- _PASSAGE TO READ_
►

Well, 2 hours of focused focusing in the acupuncture chair.
I'm figuring out how big picture thinking, for me, gets derailed by the details....pulling me off track....into meandering and worry, bc I can't solve them allin the moment.
That's ok. I'm interested in turning that around, but realized......the focus on what's important feeeeeels grown uppy in a very foreign way......in an unconscious belief , I don't deserve that, way.
But it's exciting too....sends my stomach flipping, in a good way.
I'm jumping around ...multi tasking....hitting the high spots.
Acupuncture was focused on more giving me energy....but calmer energy. One needle in left foot, the last needle, felt like I was being electrocuted. Most of the needles were in ears, behind ears, R hand and both feet. At one point in meditation, a big pain hit me behind R eye.....was thinking about how praying, working with wounded/protective parts and meditation feel the same way.......like a 3d stereogram coming into focus.....but, between my eyes, inside my skull.
This focus.....dropping into the zone......came and went for 2 hours. I noticed the music, many times, noticed weird noises when needles went into a client...think lamaze, but men giving birth. The guy slept like a baby and snored softly, soon after.
Noticed the smell of smoke...... there's a haze everywhere in town.....that smell is in the house now.....forest fires.

◄

- _Region annotation records_
►

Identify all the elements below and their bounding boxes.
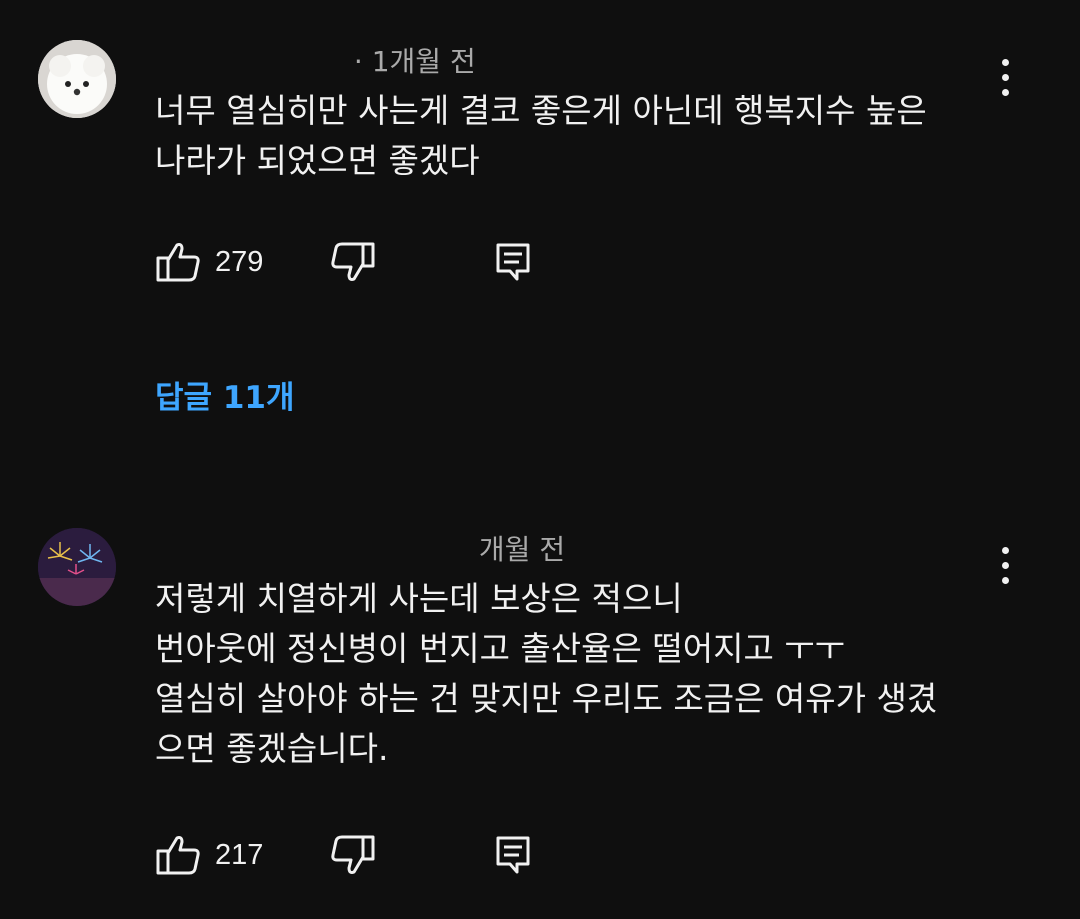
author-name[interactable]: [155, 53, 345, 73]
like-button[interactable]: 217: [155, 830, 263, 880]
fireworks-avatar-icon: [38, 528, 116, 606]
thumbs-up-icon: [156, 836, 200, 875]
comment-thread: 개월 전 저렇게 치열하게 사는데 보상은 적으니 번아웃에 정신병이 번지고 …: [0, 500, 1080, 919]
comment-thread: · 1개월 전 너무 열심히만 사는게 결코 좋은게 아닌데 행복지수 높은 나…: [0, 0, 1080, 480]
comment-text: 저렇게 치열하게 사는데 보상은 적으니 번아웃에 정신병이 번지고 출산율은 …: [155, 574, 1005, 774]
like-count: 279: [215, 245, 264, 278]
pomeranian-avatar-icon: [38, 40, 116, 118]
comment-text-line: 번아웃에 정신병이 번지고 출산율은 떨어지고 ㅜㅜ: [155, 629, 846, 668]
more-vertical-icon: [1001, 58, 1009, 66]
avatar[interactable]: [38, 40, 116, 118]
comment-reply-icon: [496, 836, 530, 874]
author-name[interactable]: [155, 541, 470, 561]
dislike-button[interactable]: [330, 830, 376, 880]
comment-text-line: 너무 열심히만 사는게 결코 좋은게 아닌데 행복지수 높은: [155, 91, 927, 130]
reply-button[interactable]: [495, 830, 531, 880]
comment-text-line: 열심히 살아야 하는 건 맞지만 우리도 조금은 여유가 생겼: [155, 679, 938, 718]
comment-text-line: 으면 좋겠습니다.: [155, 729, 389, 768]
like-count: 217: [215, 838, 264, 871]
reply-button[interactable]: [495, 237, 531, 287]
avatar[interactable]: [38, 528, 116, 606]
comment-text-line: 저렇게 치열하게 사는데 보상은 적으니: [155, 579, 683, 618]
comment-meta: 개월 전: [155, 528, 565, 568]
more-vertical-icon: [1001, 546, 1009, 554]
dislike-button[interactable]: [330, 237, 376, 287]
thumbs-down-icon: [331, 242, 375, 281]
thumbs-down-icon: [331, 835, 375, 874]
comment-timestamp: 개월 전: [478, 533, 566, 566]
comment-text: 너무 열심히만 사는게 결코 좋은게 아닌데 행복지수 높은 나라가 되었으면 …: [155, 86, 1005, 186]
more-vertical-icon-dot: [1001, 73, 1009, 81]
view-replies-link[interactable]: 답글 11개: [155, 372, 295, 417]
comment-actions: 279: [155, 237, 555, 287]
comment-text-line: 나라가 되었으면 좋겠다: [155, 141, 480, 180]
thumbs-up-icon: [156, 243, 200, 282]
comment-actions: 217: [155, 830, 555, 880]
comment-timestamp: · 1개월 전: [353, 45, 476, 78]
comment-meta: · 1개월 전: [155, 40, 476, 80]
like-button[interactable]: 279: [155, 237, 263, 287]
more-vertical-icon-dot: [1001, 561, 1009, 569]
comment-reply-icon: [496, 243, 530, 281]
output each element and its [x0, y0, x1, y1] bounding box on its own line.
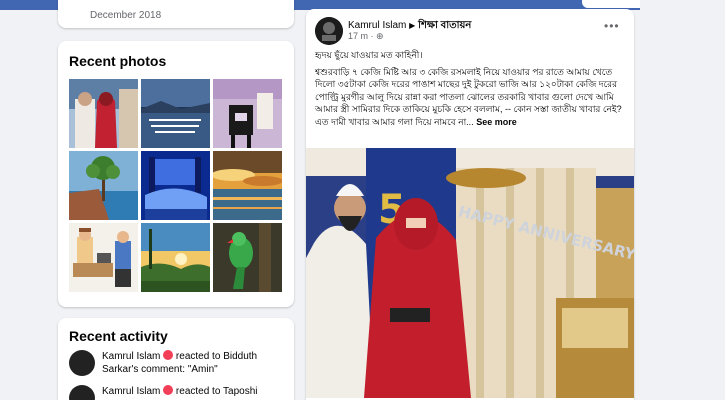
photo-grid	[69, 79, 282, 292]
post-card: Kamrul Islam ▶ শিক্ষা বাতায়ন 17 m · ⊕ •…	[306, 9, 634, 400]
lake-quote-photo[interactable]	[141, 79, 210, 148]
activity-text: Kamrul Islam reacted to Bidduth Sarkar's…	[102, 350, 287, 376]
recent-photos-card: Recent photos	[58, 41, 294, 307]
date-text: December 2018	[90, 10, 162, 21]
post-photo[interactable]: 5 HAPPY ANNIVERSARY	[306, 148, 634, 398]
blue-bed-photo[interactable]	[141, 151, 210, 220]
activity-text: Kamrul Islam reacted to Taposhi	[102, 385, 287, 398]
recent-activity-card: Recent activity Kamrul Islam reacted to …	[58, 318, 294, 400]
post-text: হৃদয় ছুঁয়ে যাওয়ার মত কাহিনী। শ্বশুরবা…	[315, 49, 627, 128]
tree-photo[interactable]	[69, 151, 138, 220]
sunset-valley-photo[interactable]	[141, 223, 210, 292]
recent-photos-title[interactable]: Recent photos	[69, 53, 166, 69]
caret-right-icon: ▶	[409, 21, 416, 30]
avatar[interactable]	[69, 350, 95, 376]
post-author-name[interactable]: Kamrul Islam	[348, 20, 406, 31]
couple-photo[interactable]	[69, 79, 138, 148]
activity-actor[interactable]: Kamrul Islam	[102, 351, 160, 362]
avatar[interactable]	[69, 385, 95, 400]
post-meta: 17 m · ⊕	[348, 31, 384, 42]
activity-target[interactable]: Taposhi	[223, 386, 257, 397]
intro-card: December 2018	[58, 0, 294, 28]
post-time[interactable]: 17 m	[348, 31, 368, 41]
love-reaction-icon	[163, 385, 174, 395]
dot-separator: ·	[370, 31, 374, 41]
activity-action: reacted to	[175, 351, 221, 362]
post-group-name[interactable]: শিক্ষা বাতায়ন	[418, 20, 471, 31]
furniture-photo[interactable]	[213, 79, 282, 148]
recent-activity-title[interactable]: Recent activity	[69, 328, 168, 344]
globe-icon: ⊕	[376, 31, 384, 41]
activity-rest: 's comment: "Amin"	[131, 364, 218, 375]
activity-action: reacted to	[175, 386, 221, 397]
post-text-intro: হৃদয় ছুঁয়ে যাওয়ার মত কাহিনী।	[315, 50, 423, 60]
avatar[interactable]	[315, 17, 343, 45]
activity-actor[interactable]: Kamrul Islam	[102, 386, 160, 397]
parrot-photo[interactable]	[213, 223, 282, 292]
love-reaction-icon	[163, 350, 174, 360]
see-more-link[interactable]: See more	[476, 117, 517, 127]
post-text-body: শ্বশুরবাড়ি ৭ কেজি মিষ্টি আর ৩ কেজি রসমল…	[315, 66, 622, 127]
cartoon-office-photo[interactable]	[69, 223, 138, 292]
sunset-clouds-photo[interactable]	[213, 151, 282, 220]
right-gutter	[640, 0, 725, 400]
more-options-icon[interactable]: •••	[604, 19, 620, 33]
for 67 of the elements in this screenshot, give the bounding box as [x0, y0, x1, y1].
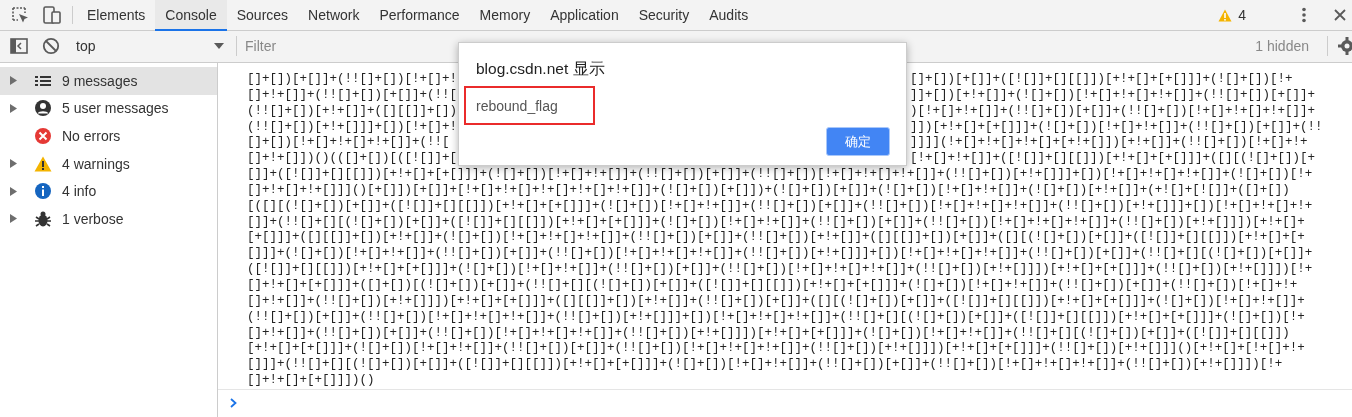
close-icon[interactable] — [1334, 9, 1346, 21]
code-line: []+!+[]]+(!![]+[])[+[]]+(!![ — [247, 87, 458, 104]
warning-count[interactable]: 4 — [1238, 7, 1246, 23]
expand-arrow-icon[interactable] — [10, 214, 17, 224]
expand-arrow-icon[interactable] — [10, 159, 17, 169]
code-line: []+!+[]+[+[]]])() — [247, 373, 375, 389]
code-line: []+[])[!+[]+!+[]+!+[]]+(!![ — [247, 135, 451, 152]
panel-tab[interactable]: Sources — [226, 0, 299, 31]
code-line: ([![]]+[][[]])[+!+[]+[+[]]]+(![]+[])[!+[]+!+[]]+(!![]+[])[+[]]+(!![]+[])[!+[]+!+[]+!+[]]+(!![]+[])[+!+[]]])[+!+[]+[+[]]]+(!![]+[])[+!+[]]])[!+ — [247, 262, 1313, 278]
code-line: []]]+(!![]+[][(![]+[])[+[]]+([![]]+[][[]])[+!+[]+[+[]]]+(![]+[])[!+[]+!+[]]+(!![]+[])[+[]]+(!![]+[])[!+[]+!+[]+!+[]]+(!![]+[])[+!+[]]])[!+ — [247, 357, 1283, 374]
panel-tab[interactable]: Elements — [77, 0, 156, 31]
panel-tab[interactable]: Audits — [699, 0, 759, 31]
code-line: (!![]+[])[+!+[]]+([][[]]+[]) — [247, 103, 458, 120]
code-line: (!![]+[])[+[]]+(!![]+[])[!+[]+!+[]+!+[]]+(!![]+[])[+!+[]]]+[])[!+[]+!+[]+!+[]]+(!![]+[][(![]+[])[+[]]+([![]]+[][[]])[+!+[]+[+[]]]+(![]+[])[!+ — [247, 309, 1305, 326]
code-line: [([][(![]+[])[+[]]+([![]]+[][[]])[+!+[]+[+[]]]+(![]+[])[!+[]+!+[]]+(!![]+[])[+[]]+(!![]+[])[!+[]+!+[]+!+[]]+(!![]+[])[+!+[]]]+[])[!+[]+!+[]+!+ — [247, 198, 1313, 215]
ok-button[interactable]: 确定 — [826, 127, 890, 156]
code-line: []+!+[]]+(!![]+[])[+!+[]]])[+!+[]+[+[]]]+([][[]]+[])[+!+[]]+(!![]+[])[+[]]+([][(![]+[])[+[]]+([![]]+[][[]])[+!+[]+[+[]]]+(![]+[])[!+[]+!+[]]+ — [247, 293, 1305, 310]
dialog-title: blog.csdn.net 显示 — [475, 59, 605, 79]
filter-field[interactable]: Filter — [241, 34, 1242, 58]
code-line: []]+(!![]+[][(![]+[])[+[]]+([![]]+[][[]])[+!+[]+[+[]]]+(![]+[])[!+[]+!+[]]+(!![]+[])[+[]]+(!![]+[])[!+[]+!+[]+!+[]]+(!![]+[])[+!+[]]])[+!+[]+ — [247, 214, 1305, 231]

◄

- _OBJECTIVES_
1. Rewrite the stretch of the acupuncture journal entry from "Acupuncture was focused" through "house now.....forest fires.", changing "needles" to "pins" everywhere it occurs.
2. Translate this sentence from the acupuncture journal entry into Spanish: "The guy slept like a baby and snored softly, soon after."
Nothing in the records is required here.

- _THE REPLIES_
1.
Acupuncture was focused on more giving me energy....but calmer energy. One needle in left foot, the last needle, felt like I was being electrocuted. Most of the pins were in ears, behind ears, R hand and both feet. At one point in meditation, a big pain hit me behind R eye.....was thinking about how praying, working with wounded/protective parts and meditation feel the same way.......like a 3d stereogram coming into focus.....but, between my eyes, inside my skull.
This focus.....dropping into the zone......came and went for 2 hours. I noticed the music, many times, noticed weird noises when pins went into a client...think lamaze, but men giving birth. The guy slept like a baby and snored softly, soon after.
Noticed the smell of smoke...... there's a haze everywhere in town.....that smell is in the house now.....forest fires.

2. El hombre durmió como un bebé y roncó suavemente poco después.